[Records from a collection of figures]

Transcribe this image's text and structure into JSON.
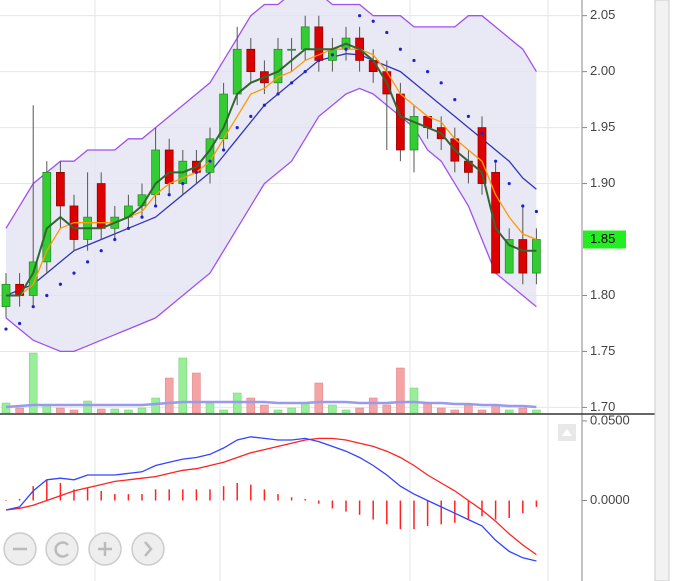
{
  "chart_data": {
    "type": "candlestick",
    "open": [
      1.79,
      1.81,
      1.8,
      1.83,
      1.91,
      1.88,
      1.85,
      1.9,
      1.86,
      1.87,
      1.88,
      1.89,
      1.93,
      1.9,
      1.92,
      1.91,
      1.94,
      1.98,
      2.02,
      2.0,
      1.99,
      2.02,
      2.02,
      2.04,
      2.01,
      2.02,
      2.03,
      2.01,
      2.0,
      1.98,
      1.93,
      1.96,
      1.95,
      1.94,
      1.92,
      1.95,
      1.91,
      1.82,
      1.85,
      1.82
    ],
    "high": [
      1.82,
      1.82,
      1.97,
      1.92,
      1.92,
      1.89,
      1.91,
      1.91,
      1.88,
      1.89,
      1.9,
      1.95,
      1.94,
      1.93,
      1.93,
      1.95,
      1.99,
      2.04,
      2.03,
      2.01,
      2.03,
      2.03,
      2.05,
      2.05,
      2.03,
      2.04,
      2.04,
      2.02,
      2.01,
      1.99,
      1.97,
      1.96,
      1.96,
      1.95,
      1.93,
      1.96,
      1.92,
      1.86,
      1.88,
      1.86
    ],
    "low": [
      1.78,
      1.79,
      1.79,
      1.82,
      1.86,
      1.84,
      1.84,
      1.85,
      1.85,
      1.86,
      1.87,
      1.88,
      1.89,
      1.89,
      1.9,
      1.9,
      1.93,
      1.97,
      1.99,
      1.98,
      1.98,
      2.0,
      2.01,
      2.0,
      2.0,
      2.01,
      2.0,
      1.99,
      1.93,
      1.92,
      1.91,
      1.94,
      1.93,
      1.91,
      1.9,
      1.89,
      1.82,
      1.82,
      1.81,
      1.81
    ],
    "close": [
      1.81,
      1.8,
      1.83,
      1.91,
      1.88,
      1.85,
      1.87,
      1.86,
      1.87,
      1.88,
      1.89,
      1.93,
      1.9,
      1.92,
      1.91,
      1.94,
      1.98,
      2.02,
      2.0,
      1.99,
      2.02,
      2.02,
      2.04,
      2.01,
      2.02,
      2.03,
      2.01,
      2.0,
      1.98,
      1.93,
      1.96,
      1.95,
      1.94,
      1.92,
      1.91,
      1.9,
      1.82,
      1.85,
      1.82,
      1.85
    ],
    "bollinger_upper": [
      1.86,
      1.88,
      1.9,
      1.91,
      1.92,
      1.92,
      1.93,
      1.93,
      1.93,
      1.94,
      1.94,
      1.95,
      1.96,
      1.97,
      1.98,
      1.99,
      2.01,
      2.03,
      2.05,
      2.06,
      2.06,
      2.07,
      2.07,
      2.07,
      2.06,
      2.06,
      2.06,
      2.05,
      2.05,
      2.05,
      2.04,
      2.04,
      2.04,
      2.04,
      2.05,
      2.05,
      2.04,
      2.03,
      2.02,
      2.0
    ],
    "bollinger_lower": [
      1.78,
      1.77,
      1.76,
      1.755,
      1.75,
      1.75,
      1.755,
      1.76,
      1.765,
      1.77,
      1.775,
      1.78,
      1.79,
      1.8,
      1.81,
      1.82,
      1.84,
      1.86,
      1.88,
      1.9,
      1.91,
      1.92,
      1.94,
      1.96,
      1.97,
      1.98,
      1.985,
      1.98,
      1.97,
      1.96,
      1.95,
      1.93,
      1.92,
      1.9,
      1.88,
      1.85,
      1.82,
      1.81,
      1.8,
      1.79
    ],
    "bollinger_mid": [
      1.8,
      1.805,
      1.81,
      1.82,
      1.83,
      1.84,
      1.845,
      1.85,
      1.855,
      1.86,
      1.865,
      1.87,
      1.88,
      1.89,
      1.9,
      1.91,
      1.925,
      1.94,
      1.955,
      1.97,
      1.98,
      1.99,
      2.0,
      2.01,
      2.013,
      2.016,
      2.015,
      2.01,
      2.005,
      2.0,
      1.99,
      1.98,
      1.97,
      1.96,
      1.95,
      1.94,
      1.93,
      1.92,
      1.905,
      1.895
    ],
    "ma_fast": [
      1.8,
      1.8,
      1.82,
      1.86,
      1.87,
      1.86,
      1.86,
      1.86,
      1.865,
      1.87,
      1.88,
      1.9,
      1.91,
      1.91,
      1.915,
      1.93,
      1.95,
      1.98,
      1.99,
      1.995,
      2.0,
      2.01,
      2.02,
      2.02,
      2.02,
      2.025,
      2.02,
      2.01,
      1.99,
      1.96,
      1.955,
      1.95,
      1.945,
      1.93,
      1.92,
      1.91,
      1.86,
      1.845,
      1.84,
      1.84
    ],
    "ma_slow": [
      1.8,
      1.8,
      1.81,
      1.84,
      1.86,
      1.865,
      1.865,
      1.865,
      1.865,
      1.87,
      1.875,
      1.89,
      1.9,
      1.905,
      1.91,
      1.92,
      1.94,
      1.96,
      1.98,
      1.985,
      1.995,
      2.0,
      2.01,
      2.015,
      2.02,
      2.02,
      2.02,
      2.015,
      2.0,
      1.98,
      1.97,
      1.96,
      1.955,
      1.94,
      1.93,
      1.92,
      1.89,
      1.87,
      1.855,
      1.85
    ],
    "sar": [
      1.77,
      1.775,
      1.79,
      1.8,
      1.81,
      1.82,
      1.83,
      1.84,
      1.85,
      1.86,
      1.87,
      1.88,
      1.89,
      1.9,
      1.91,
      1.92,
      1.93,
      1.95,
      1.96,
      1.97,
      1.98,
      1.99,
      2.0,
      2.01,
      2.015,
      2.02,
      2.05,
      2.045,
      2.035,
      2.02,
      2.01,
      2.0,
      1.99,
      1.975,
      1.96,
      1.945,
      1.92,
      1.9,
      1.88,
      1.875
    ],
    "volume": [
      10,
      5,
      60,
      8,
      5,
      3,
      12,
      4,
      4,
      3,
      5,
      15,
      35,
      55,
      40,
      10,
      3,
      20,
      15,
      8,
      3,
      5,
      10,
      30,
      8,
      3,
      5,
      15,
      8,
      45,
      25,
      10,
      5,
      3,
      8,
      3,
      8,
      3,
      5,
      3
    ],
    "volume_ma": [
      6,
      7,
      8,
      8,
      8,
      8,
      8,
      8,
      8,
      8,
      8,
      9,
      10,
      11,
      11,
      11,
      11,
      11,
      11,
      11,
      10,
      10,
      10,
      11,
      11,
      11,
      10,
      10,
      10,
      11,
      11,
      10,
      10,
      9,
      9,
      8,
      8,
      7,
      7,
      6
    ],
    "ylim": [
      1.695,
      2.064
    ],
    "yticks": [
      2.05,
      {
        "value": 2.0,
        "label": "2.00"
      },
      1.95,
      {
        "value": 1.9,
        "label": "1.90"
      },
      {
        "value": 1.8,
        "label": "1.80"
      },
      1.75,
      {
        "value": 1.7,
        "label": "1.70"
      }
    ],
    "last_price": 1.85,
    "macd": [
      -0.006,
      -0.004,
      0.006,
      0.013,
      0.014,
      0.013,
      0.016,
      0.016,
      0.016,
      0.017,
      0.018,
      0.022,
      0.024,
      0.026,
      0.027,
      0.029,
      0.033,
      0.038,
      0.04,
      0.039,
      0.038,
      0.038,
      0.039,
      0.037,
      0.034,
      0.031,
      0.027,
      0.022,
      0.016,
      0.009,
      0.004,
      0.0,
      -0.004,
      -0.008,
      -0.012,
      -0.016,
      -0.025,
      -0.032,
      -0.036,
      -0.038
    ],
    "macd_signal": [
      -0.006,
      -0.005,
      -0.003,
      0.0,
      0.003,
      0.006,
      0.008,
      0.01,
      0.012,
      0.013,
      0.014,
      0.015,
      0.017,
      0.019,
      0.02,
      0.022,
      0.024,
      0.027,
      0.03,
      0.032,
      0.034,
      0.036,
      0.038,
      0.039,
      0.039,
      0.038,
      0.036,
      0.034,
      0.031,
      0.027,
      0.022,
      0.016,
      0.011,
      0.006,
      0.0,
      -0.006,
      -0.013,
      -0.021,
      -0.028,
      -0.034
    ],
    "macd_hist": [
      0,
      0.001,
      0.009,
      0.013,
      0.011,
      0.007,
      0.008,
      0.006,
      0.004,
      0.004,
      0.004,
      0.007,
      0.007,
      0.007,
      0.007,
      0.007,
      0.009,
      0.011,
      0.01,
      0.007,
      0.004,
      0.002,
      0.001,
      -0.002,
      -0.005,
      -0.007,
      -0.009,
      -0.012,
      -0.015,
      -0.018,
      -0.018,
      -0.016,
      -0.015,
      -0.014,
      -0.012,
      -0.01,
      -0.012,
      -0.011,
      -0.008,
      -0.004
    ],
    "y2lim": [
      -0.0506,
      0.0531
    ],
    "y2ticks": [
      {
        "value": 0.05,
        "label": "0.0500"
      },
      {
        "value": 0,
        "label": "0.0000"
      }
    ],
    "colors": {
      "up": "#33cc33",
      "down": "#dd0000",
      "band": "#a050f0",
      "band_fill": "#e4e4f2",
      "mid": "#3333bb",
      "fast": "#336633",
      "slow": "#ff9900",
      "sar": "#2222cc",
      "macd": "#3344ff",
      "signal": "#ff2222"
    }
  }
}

* * *

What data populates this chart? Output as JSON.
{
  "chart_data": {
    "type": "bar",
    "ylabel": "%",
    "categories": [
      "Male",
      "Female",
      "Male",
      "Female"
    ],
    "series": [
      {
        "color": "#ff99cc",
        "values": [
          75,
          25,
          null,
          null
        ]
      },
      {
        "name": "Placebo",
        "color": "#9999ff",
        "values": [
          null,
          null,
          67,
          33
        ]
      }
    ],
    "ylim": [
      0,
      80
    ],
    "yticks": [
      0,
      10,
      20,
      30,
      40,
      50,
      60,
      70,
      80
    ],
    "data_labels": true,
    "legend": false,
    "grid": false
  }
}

■ Set problem ■
Check each line of the data above for the word "JSON" and say how many lines have it. Give the number alone.

■ Written solution ■
2